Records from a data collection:
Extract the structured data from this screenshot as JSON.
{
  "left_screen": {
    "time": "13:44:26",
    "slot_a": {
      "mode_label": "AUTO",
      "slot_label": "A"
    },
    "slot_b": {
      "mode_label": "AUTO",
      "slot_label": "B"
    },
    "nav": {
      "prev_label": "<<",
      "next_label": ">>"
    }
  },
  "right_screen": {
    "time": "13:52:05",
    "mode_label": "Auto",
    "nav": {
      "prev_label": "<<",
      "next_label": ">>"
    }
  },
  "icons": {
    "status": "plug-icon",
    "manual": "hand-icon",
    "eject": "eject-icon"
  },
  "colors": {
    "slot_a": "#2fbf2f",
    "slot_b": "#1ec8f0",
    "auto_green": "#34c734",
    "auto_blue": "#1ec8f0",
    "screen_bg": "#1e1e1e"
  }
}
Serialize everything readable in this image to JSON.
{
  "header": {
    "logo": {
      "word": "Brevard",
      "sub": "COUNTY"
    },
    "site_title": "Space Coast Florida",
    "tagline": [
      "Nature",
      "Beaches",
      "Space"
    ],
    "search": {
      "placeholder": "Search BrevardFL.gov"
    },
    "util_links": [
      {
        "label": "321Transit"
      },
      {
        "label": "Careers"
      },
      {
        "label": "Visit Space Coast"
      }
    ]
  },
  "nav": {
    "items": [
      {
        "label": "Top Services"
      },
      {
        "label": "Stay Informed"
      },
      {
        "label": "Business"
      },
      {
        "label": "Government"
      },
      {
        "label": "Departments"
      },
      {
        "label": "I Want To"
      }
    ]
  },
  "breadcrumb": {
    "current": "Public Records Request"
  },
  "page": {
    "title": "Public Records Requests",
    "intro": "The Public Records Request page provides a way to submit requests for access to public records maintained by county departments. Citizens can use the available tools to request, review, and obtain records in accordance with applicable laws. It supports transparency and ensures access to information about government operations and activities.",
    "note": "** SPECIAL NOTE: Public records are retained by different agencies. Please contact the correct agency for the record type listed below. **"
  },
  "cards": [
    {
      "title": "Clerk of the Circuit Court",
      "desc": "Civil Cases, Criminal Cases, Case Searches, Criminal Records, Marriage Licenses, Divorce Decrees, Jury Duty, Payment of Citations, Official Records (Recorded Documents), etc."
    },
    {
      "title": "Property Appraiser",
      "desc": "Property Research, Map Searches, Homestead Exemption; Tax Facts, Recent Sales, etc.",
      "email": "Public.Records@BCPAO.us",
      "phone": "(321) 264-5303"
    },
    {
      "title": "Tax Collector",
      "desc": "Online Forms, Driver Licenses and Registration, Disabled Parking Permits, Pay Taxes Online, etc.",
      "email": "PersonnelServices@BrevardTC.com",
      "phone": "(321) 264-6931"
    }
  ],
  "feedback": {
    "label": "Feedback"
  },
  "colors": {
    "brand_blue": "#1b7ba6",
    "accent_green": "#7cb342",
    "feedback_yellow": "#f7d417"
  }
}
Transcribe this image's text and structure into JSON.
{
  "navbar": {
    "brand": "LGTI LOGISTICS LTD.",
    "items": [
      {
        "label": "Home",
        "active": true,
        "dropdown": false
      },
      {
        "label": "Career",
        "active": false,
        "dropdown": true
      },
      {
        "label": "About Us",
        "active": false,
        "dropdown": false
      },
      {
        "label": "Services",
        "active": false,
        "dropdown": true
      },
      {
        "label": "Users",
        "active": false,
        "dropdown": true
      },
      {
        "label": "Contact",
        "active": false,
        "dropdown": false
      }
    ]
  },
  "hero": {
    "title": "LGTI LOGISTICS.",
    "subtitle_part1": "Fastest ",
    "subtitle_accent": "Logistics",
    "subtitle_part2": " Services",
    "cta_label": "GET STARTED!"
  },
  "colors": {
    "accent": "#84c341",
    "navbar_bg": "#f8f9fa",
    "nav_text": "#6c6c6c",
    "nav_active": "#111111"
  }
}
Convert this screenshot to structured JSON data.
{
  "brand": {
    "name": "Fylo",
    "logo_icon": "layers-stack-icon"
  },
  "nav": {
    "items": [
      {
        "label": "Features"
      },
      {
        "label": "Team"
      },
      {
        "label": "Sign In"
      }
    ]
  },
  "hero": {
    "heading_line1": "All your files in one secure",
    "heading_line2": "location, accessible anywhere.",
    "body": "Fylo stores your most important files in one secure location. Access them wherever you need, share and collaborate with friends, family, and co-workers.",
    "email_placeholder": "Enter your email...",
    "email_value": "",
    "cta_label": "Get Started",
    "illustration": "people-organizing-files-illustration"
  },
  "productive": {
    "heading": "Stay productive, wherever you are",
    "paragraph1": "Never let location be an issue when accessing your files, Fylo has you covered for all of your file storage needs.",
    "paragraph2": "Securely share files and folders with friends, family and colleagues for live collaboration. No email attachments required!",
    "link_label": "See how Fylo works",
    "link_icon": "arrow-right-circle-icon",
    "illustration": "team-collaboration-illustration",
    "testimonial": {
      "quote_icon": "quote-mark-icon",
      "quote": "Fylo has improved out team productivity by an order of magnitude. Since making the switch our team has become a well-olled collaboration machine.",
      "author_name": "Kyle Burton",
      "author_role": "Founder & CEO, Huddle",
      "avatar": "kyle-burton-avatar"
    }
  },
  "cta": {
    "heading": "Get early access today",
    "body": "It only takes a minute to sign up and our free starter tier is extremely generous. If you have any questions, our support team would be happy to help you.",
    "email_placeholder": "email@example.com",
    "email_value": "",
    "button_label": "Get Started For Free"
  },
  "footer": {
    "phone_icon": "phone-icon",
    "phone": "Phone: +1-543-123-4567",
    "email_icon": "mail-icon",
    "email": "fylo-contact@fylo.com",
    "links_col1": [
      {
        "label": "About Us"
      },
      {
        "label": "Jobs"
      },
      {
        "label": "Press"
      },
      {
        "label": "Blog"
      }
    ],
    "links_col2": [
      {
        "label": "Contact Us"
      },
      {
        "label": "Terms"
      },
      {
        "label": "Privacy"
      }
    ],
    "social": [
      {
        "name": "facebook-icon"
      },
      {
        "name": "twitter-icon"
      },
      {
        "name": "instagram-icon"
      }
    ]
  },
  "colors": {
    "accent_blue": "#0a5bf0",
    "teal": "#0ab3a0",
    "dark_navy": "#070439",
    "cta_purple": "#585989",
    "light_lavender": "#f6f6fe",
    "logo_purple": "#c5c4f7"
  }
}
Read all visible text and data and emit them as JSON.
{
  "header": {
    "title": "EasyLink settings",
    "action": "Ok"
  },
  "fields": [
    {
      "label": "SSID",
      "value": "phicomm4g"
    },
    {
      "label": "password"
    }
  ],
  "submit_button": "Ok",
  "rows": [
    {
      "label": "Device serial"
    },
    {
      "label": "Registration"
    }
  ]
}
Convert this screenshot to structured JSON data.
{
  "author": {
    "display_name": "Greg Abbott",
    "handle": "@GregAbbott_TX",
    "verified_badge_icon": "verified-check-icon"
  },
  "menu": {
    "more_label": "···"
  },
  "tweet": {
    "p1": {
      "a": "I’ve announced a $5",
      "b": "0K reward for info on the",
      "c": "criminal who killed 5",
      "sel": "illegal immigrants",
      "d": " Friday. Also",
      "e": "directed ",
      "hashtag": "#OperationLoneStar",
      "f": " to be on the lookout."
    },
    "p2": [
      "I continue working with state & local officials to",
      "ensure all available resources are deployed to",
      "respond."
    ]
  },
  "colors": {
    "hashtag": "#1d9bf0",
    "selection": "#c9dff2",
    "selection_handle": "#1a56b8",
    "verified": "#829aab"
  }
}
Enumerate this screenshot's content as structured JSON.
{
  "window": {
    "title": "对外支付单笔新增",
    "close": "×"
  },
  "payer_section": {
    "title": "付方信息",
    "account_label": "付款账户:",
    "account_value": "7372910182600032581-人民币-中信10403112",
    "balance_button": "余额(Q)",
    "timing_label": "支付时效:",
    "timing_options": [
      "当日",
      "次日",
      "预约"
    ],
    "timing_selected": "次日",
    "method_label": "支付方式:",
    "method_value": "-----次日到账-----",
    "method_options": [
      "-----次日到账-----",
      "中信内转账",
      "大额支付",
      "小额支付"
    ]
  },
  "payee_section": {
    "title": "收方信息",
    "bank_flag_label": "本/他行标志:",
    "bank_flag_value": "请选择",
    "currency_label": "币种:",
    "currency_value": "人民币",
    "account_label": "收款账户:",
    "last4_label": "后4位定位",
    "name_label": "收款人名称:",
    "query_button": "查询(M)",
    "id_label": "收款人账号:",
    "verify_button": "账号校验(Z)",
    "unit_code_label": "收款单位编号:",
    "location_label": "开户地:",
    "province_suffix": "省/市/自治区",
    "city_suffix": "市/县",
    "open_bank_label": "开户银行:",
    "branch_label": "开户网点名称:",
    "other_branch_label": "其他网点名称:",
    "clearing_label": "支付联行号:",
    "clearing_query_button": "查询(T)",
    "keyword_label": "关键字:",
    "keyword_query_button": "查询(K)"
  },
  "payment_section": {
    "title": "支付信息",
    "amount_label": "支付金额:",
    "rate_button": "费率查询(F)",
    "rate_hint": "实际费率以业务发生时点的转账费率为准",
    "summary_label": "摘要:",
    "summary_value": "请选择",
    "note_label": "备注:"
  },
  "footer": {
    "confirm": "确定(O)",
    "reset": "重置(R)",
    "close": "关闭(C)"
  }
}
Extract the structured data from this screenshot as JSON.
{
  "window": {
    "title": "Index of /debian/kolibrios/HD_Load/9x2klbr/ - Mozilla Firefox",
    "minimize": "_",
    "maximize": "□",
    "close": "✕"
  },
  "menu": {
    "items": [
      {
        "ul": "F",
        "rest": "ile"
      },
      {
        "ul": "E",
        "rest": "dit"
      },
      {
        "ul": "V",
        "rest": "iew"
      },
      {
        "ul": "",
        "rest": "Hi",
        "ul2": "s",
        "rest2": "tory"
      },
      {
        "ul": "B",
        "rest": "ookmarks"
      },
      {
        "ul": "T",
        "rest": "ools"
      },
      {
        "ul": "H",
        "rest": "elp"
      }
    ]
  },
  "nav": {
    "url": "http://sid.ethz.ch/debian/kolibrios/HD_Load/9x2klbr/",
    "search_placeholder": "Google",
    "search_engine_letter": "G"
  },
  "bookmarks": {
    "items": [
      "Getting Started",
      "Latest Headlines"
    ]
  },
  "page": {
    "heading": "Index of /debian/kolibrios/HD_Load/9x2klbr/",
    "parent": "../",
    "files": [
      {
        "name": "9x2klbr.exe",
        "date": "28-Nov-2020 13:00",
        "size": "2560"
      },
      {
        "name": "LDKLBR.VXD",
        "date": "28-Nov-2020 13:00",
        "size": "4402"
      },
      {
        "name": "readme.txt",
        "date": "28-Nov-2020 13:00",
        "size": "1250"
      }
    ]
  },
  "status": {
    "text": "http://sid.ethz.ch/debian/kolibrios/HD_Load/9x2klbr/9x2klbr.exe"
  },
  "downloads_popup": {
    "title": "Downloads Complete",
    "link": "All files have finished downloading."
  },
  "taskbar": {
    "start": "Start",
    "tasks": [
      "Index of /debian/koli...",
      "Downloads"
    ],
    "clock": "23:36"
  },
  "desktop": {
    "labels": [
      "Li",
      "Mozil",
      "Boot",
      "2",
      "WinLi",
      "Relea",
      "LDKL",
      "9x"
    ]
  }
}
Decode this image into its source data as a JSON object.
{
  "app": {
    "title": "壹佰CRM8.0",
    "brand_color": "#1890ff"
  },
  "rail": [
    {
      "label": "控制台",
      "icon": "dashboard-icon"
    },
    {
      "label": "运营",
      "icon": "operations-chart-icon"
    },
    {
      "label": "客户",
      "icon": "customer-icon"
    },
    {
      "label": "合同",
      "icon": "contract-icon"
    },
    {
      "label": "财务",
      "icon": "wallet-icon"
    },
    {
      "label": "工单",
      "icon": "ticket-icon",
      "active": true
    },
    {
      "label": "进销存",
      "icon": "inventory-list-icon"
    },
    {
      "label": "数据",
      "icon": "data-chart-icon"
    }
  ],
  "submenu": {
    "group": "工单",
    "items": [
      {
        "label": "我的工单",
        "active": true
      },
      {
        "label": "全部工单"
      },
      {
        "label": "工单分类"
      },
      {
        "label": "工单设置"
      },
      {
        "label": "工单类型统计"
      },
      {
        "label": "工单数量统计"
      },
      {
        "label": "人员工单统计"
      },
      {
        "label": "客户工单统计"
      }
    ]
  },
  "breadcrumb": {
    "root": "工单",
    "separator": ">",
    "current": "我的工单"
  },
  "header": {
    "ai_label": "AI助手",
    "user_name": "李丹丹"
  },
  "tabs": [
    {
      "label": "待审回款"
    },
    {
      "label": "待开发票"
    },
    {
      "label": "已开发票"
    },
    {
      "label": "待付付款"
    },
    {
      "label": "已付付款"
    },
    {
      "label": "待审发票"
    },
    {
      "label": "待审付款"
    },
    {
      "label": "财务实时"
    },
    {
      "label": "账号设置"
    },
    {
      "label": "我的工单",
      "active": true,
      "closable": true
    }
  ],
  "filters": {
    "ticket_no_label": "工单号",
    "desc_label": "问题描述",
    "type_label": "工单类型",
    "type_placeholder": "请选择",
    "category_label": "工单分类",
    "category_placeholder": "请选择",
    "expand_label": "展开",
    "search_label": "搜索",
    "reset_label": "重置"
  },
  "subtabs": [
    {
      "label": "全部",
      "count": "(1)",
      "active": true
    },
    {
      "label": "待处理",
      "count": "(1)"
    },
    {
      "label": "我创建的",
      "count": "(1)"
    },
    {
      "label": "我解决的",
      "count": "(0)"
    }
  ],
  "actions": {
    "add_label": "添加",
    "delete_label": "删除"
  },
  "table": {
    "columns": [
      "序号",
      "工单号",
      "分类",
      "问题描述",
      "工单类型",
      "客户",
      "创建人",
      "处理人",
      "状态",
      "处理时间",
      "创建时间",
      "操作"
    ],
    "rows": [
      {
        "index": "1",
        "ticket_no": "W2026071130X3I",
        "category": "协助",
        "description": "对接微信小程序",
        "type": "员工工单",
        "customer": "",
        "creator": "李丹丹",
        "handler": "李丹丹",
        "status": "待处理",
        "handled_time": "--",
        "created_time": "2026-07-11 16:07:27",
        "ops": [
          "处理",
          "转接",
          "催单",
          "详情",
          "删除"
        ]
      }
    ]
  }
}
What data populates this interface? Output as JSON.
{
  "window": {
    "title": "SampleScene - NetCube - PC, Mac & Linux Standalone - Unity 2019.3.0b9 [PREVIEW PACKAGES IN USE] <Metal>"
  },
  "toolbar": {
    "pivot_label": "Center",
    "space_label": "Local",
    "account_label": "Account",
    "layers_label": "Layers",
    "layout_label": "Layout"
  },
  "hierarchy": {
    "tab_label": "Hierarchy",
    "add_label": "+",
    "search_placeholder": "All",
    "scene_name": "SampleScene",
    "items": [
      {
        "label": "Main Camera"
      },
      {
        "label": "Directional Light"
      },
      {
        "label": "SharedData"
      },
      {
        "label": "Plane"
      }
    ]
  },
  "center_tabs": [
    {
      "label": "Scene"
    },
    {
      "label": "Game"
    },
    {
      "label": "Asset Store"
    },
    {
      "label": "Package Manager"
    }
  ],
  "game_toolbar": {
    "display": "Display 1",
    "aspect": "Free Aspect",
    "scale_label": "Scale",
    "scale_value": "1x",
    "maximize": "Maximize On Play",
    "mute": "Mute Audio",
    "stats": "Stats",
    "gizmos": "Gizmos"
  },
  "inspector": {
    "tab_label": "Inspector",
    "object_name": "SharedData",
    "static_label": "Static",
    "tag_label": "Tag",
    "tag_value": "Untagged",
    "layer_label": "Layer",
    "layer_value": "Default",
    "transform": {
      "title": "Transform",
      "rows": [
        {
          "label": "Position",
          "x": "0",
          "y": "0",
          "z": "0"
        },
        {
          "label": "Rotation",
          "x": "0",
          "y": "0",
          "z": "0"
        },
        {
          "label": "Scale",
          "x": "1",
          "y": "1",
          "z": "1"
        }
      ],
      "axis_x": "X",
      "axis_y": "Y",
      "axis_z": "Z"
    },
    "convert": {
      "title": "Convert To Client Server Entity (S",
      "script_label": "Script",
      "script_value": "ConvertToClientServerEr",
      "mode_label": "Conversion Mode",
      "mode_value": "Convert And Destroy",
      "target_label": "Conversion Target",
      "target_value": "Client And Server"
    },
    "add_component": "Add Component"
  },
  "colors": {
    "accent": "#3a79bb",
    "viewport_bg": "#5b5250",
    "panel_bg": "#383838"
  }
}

GIVEN PROBLEM: Find the string "Searches" in the entries above and return each line that holds it.

ANSWER IN FULL:
      "desc": "Civil Cases, Criminal Cases, Case Searches, Criminal Records, Marriage Licenses, Divorce Decrees, Jury Duty, Payment of Citations, Official Records (Recorded Documents), etc."
      "desc": "Property Research, Map Searches, Homestead Exemption; Tax Facts, Recent Sales, etc.",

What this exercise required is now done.